**Directions for this task**. Reproduce word for word the lines from the first one up to and including the line containing "chart-title: Functions plot".

**Data extract**.
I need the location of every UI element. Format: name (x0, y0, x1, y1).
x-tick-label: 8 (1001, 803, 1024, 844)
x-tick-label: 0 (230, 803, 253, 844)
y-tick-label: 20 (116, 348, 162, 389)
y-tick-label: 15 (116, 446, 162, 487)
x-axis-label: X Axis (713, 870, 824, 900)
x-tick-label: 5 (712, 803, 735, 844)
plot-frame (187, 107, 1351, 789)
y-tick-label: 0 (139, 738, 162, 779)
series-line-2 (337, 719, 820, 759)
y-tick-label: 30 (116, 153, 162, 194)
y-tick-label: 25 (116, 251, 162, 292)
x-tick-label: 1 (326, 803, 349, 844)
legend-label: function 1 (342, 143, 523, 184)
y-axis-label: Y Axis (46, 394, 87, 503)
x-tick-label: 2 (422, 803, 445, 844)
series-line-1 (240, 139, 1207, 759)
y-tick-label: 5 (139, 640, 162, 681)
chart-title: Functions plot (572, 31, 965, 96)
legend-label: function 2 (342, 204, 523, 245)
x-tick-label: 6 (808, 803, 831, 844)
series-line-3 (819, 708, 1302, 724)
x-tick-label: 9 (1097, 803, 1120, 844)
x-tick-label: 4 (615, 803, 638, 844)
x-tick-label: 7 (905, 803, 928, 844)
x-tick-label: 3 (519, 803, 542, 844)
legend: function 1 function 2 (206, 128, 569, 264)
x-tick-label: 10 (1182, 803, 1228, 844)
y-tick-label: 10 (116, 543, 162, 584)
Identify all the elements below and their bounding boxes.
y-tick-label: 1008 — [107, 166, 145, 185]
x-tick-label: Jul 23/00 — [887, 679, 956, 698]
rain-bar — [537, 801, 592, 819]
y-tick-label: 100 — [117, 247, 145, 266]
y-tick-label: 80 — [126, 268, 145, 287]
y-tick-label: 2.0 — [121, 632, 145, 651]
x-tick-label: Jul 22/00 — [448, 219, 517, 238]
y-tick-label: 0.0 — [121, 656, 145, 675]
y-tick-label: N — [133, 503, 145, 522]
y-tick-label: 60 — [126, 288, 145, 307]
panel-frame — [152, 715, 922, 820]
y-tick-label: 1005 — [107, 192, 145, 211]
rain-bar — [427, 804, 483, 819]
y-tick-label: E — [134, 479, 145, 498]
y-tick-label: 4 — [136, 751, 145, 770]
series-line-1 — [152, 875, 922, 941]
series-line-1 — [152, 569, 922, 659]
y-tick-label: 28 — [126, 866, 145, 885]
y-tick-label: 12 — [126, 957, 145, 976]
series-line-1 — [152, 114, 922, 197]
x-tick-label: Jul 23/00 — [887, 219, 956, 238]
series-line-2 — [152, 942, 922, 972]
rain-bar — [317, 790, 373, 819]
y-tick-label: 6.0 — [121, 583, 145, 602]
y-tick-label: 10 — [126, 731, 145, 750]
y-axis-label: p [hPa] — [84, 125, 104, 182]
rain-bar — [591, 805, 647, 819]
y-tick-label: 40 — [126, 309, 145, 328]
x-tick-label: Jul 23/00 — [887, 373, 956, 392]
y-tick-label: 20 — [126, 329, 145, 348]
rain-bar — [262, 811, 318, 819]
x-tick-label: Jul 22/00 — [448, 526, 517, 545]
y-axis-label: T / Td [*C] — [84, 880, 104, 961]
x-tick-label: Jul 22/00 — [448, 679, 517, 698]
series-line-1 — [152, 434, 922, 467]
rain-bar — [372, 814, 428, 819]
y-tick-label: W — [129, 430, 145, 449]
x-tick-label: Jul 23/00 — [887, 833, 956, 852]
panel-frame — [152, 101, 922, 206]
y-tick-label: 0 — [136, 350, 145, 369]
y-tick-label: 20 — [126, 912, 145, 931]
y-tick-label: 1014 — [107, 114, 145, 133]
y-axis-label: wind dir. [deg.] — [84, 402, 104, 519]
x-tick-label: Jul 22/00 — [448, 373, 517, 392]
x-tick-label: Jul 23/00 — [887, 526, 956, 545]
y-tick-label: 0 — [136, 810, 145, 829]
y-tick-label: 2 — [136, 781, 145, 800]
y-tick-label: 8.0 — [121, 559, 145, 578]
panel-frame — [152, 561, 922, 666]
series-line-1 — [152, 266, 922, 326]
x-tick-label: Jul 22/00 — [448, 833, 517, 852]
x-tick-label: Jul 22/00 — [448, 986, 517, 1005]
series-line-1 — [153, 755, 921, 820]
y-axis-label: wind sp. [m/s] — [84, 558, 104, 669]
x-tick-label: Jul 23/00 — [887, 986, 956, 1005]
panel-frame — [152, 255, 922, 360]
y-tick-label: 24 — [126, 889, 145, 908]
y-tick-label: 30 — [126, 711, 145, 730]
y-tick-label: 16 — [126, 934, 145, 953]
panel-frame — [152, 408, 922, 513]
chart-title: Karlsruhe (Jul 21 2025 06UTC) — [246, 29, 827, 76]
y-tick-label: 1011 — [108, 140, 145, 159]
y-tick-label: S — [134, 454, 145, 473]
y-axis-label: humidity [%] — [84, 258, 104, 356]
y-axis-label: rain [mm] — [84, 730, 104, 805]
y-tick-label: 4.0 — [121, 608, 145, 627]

**Response to this task**.
I need the location of every UI element. Format: name (x0, y0, x1, y1).
x-tick-label: 8 (1001, 803, 1024, 844)
x-tick-label: 0 (230, 803, 253, 844)
y-tick-label: 20 (116, 348, 162, 389)
y-tick-label: 15 (116, 446, 162, 487)
x-axis-label: X Axis (713, 870, 824, 900)
x-tick-label: 5 (712, 803, 735, 844)
plot-frame (187, 107, 1351, 789)
y-tick-label: 0 (139, 738, 162, 779)
series-line-2 (337, 719, 820, 759)
y-tick-label: 30 (116, 153, 162, 194)
y-tick-label: 25 (116, 251, 162, 292)
x-tick-label: 1 (326, 803, 349, 844)
legend-label: function 1 (342, 143, 523, 184)
y-axis-label: Y Axis (46, 394, 87, 503)
x-tick-label: 2 (422, 803, 445, 844)
series-line-1 (240, 139, 1207, 759)
y-tick-label: 5 (139, 640, 162, 681)
chart-title: Functions plot (572, 31, 965, 96)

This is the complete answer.